— BEGIN INFORMATION PROVIDED —

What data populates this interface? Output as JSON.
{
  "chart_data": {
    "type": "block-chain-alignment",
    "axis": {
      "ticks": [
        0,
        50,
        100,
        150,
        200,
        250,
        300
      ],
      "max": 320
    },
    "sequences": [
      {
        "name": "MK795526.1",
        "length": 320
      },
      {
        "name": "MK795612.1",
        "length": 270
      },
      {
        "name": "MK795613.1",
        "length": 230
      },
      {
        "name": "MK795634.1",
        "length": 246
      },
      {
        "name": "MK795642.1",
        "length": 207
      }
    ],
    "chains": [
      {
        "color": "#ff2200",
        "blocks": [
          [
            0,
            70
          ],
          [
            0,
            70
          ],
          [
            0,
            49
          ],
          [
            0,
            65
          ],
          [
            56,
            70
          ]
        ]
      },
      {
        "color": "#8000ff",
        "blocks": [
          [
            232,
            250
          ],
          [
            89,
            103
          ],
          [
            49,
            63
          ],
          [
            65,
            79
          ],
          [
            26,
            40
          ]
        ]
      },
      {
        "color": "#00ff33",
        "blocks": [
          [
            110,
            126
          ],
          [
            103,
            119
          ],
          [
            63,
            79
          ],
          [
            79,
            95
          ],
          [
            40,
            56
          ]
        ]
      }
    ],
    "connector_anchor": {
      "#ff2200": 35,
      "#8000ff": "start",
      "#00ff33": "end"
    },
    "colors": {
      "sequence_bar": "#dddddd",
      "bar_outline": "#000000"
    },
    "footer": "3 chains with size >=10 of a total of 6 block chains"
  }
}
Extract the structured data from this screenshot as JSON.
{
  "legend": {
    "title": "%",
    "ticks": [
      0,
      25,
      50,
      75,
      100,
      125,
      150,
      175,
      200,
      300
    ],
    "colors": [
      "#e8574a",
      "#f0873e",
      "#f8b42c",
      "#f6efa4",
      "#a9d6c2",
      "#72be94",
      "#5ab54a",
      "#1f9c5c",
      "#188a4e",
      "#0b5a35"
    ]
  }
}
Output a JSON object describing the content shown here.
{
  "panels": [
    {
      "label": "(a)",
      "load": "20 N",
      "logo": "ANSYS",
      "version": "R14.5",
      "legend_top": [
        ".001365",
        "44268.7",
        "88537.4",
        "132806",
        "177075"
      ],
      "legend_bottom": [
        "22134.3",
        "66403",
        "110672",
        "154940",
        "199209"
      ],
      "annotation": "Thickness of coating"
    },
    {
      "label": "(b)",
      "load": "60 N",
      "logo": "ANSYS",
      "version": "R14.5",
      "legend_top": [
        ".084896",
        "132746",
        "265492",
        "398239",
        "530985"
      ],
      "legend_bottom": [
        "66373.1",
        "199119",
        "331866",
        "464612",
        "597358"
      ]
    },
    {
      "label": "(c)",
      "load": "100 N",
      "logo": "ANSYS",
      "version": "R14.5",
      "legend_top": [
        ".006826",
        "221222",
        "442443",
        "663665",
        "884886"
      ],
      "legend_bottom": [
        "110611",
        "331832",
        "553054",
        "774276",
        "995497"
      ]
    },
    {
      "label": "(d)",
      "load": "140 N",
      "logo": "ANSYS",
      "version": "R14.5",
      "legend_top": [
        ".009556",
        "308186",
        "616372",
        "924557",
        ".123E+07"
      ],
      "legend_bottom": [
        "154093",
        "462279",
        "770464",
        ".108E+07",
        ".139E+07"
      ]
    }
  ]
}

— END INFORMATION PROVIDED —

**TASK:** Take the lines above and retype all of them exactly.

**FULL SOLUTION:**
What data populates this interface? Output as JSON.
{
  "chart_data": {
    "type": "block-chain-alignment",
    "axis": {
      "ticks": [
        0,
        50,
        100,
        150,
        200,
        250,
        300
      ],
      "max": 320
    },
    "sequences": [
      {
        "name": "MK795526.1",
        "length": 320
      },
      {
        "name": "MK795612.1",
        "length": 270
      },
      {
        "name": "MK795613.1",
        "length": 230
      },
      {
        "name": "MK795634.1",
        "length": 246
      },
      {
        "name": "MK795642.1",
        "length": 207
      }
    ],
    "chains": [
      {
        "color": "#ff2200",
        "blocks": [
          [
            0,
            70
          ],
          [
            0,
            70
          ],
          [
            0,
            49
          ],
          [
            0,
            65
          ],
          [
            56,
            70
          ]
        ]
      },
      {
        "color": "#8000ff",
        "blocks": [
          [
            232,
            250
          ],
          [
            89,
            103
          ],
          [
            49,
            63
          ],
          [
            65,
            79
          ],
          [
            26,
            40
          ]
        ]
      },
      {
        "color": "#00ff33",
        "blocks": [
          [
            110,
            126
          ],
          [
            103,
            119
          ],
          [
            63,
            79
          ],
          [
            79,
            95
          ],
          [
            40,
            56
          ]
        ]
      }
    ],
    "connector_anchor": {
      "#ff2200": 35,
      "#8000ff": "start",
      "#00ff33": "end"
    },
    "colors": {
      "sequence_bar": "#dddddd",
      "bar_outline": "#000000"
    },
    "footer": "3 chains with size >=10 of a total of 6 block chains"
  }
}
Extract the structured data from this screenshot as JSON.
{
  "legend": {
    "title": "%",
    "ticks": [
      0,
      25,
      50,
      75,
      100,
      125,
      150,
      175,
      200,
      300
    ],
    "colors": [
      "#e8574a",
      "#f0873e",
      "#f8b42c",
      "#f6efa4",
      "#a9d6c2",
      "#72be94",
      "#5ab54a",
      "#1f9c5c",
      "#188a4e",
      "#0b5a35"
    ]
  }
}
Output a JSON object describing the content shown here.
{
  "panels": [
    {
      "label": "(a)",
      "load": "20 N",
      "logo": "ANSYS",
      "version": "R14.5",
      "legend_top": [
        ".001365",
        "44268.7",
        "88537.4",
        "132806",
        "177075"
      ],
      "legend_bottom": [
        "22134.3",
        "66403",
        "110672",
        "154940",
        "199209"
      ],
      "annotation": "Thickness of coating"
    },
    {
      "label": "(b)",
      "load": "60 N",
      "logo": "ANSYS",
      "version": "R14.5",
      "legend_top": [
        ".084896",
        "132746",
        "265492",
        "398239",
        "530985"
      ],
      "legend_bottom": [
        "66373.1",
        "199119",
        "331866",
        "464612",
        "597358"
      ]
    },
    {
      "label": "(c)",
      "load": "100 N",
      "logo": "ANSYS",
      "version": "R14.5",
      "legend_top": [
        ".006826",
        "221222",
        "442443",
        "663665",
        "884886"
      ],
      "legend_bottom": [
        "110611",
        "331832",
        "553054",
        "774276",
        "995497"
      ]
    },
    {
      "label": "(d)",
      "load": "140 N",
      "logo": "ANSYS",
      "version": "R14.5",
      "legend_top": [
        ".009556",
        "308186",
        "616372",
        "924557",
        ".123E+07"
      ],
      "legend_bottom": [
        "154093",
        "462279",
        "770464",
        ".108E+07",
        ".139E+07"
      ]
    }
  ]
}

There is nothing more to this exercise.